[START Excerpted records]

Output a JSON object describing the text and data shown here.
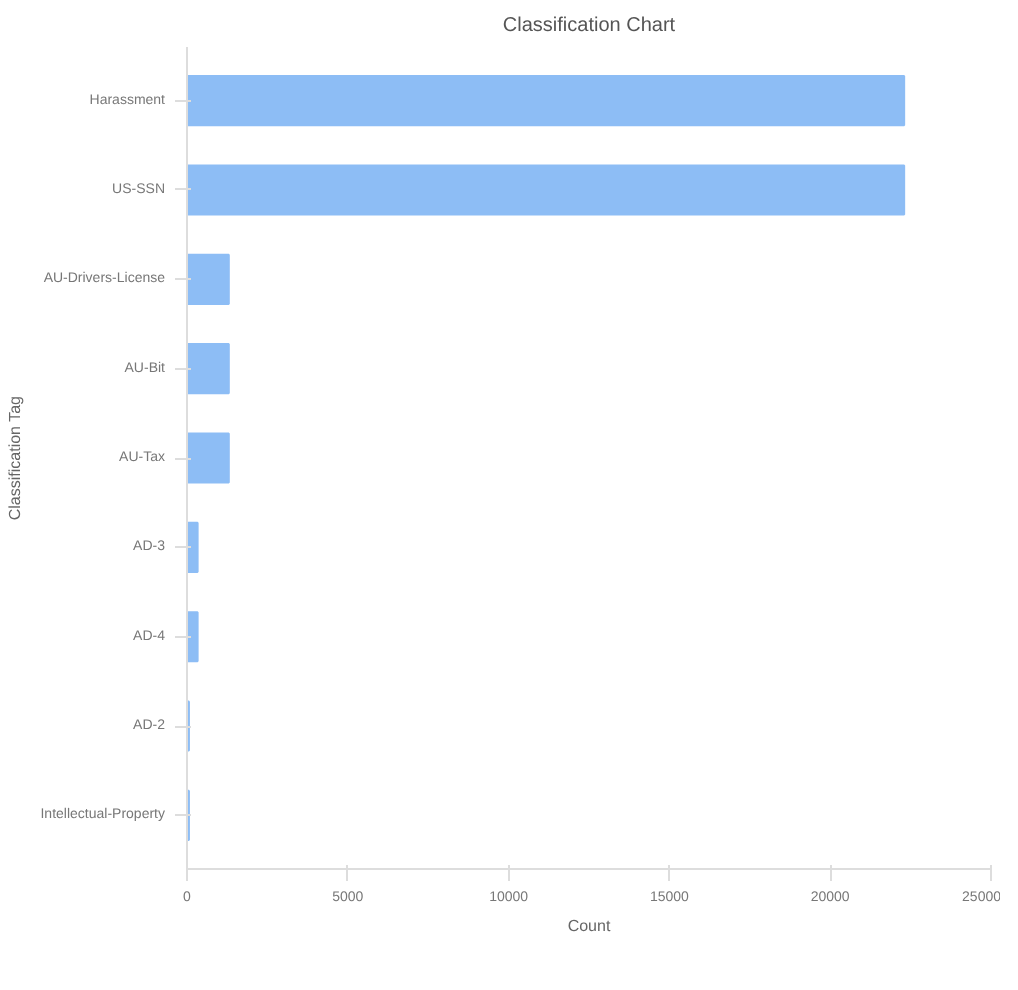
{
  "chart_data": {
    "type": "bar",
    "orientation": "horizontal",
    "title": "Classification Chart",
    "xlabel": "Count",
    "ylabel": "Classification Tag",
    "categories": [
      "Harassment",
      "US-SSN",
      "AU-Drivers-License",
      "AU-Bit",
      "AU-Tax",
      "AD-3",
      "AD-4",
      "AD-2",
      "Intellectual-Property"
    ],
    "values": [
      22300,
      22300,
      1300,
      1300,
      1300,
      330,
      330,
      60,
      60
    ],
    "color": "#8dbdf5",
    "xlim": [
      0,
      25000
    ],
    "xticks": [
      0,
      5000,
      10000,
      15000,
      20000,
      25000
    ],
    "grid": false
  }
}
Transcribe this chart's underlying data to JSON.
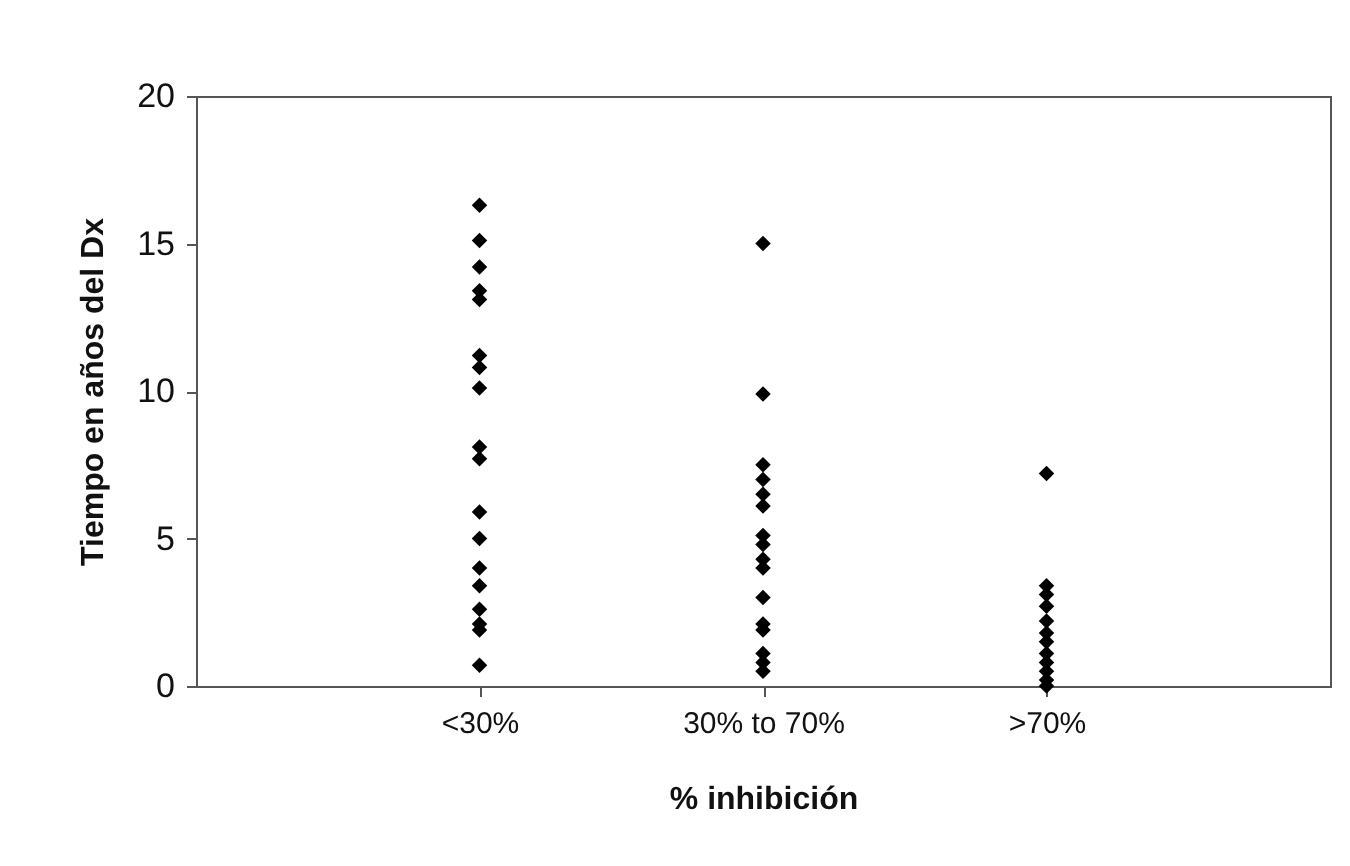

[END Excerpted records]

■ Your goal
Copy out the whole listing exactly, and don't carry over any pictures.

■ Response to the exercise
Output a JSON object describing the text and data shown here.
{
  "chart_data": {
    "type": "bar",
    "orientation": "horizontal",
    "title": "Classification Chart",
    "xlabel": "Count",
    "ylabel": "Classification Tag",
    "categories": [
      "Harassment",
      "US-SSN",
      "AU-Drivers-License",
      "AU-Bit",
      "AU-Tax",
      "AD-3",
      "AD-4",
      "AD-2",
      "Intellectual-Property"
    ],
    "values": [
      22300,
      22300,
      1300,
      1300,
      1300,
      330,
      330,
      60,
      60
    ],
    "color": "#8dbdf5",
    "xlim": [
      0,
      25000
    ],
    "xticks": [
      0,
      5000,
      10000,
      15000,
      20000,
      25000
    ],
    "grid": false
  }
}
Transcribe this chart's underlying data to JSON.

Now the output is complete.